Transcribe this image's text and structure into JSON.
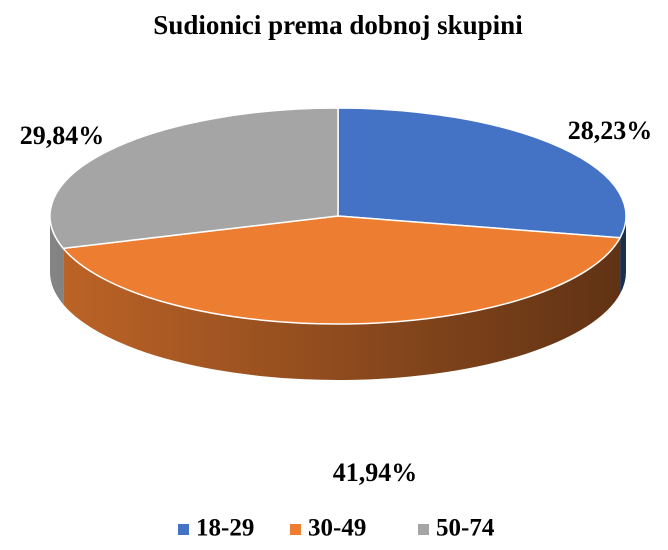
{
  "chart_data": {
    "type": "pie",
    "title": "Sudionici prema dobnoj skupini",
    "categories": [
      "18-29",
      "30-49",
      "50-74"
    ],
    "values": [
      28.23,
      41.94,
      29.84
    ],
    "value_labels": [
      "28,23%",
      "41,94%",
      "29,84%"
    ],
    "colors": [
      "#4472c4",
      "#ed7d31",
      "#a5a5a5"
    ],
    "legend": "bottom"
  }
}
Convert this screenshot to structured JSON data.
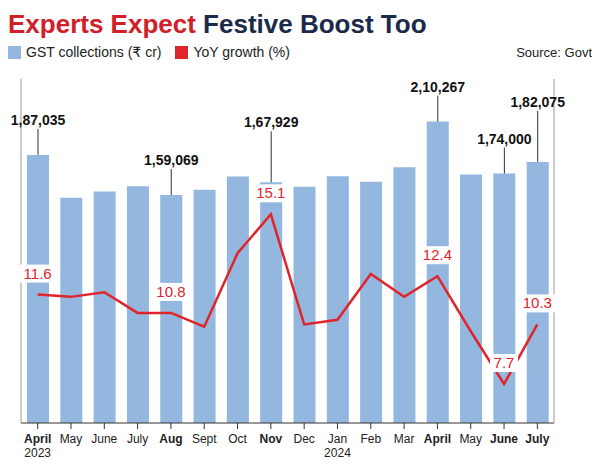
{
  "chart_data": {
    "type": "bar",
    "title": "Experts Expect Festive Boost Too",
    "annotations": [
      "Source: Govt"
    ],
    "categories": [
      "April 2023",
      "May",
      "June",
      "July",
      "Aug",
      "Sept",
      "Oct",
      "Nov",
      "Dec",
      "Jan 2024",
      "Feb",
      "Mar",
      "April",
      "May",
      "June",
      "July"
    ],
    "series": [
      {
        "name": "GST collections (₹ cr)",
        "type": "bar",
        "color": "#93b7de",
        "values": [
          187035,
          157090,
          161497,
          165105,
          159069,
          162712,
          172003,
          167929,
          164882,
          172129,
          168337,
          178484,
          210267,
          173372,
          174000,
          182075
        ],
        "value_labels": [
          "1,87,035",
          null,
          null,
          null,
          "1,59,069",
          null,
          null,
          "1,67,929",
          null,
          null,
          null,
          null,
          "2,10,267",
          null,
          "1,74,000",
          "1,82,075"
        ]
      },
      {
        "name": "YoY growth (%)",
        "type": "line",
        "axis": "y2",
        "color": "#e0242b",
        "marker": "none",
        "values": [
          11.6,
          11.5,
          11.7,
          10.8,
          10.8,
          10.2,
          13.4,
          15.1,
          10.3,
          10.5,
          12.5,
          11.5,
          12.4,
          10.0,
          7.7,
          10.3
        ],
        "value_labels": [
          "11.6",
          null,
          null,
          null,
          "10.8",
          null,
          null,
          "15.1",
          null,
          null,
          null,
          null,
          "12.4",
          null,
          "7.7",
          "10.3"
        ]
      }
    ],
    "ylim": [
      0,
      240000
    ],
    "yticks": [],
    "y2lim": [
      6,
      21
    ],
    "y2ticks": [],
    "tick_labels": "x",
    "grid": false,
    "data_labels": true
  }
}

***

**WHAT TO WORK ON**
Output every entry exactly as given; pictures are not part of the copy.

**THE RESPONSE**
Transcribe this image's text and structure into JSON.
{
  "chart_data": {
    "type": "pie",
    "title": "Sudionici prema dobnoj skupini",
    "categories": [
      "18-29",
      "30-49",
      "50-74"
    ],
    "values": [
      28.23,
      41.94,
      29.84
    ],
    "value_labels": [
      "28,23%",
      "41,94%",
      "29,84%"
    ],
    "colors": [
      "#4472c4",
      "#ed7d31",
      "#a5a5a5"
    ],
    "legend": "bottom"
  }
}
Convert this screenshot to structured JSON data.
{
  "chart_data": {
    "type": "bar",
    "title": "Experts Expect Festive Boost Too",
    "annotations": [
      "Source: Govt"
    ],
    "categories": [
      "April 2023",
      "May",
      "June",
      "July",
      "Aug",
      "Sept",
      "Oct",
      "Nov",
      "Dec",
      "Jan 2024",
      "Feb",
      "Mar",
      "April",
      "May",
      "June",
      "July"
    ],
    "series": [
      {
        "name": "GST collections (₹ cr)",
        "type": "bar",
        "color": "#93b7de",
        "values": [
          187035,
          157090,
          161497,
          165105,
          159069,
          162712,
          172003,
          167929,
          164882,
          172129,
          168337,
          178484,
          210267,
          173372,
          174000,
          182075
        ],
        "value_labels": [
          "1,87,035",
          null,
          null,
          null,
          "1,59,069",
          null,
          null,
          "1,67,929",
          null,
          null,
          null,
          null,
          "2,10,267",
          null,
          "1,74,000",
          "1,82,075"
        ]
      },
      {
        "name": "YoY growth (%)",
        "type": "line",
        "axis": "y2",
        "color": "#e0242b",
        "marker": "none",
        "values": [
          11.6,
          11.5,
          11.7,
          10.8,
          10.8,
          10.2,
          13.4,
          15.1,
          10.3,
          10.5,
          12.5,
          11.5,
          12.4,
          10.0,
          7.7,
          10.3
        ],
        "value_labels": [
          "11.6",
          null,
          null,
          null,
          "10.8",
          null,
          null,
          "15.1",
          null,
          null,
          null,
          null,
          "12.4",
          null,
          "7.7",
          "10.3"
        ]
      }
    ],
    "ylim": [
      0,
      240000
    ],
    "yticks": [],
    "y2lim": [
      6,
      21
    ],
    "y2ticks": [],
    "tick_labels": "x",
    "grid": false,
    "data_labels": true
  }
}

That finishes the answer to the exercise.